▶ _Your goal_: Return the listing below exactly, with the pictures dropped.

▶ _Supplied information_:
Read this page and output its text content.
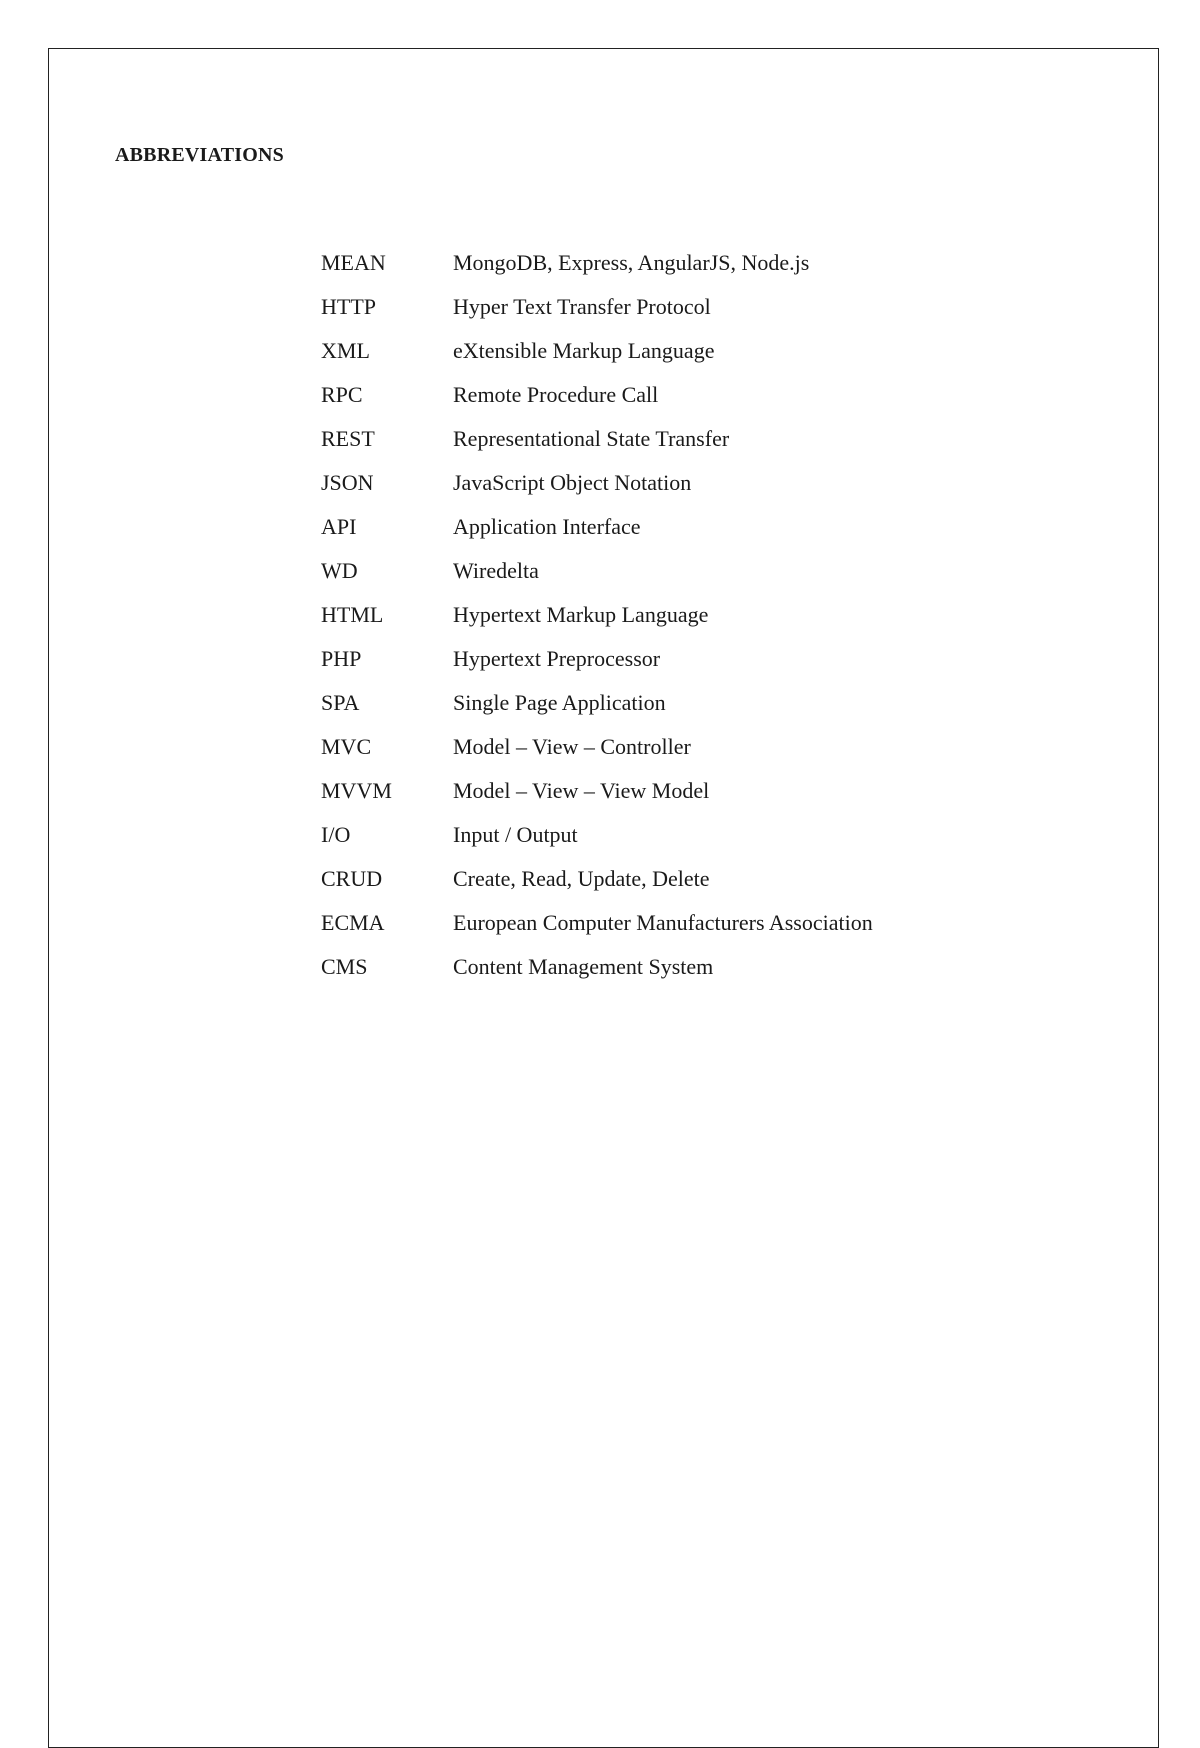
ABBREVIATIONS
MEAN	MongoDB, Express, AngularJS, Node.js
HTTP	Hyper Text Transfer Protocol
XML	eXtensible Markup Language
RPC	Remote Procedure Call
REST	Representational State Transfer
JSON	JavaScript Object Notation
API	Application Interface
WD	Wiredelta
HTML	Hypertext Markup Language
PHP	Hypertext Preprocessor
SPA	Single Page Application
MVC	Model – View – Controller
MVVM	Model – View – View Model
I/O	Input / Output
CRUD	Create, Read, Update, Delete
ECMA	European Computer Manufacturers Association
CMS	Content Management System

▶ _Full output_:
Read this page and output its text content.
ABBREVIATIONS
MEAN	MongoDB, Express, AngularJS, Node.js
HTTP	Hyper Text Transfer Protocol
XML	eXtensible Markup Language
RPC	Remote Procedure Call
REST	Representational State Transfer
JSON	JavaScript Object Notation
API	Application Interface
WD	Wiredelta
HTML	Hypertext Markup Language
PHP	Hypertext Preprocessor
SPA	Single Page Application
MVC	Model – View – Controller
MVVM	Model – View – View Model
I/O	Input / Output
CRUD	Create, Read, Update, Delete
ECMA	European Computer Manufacturers Association
CMS	Content Management System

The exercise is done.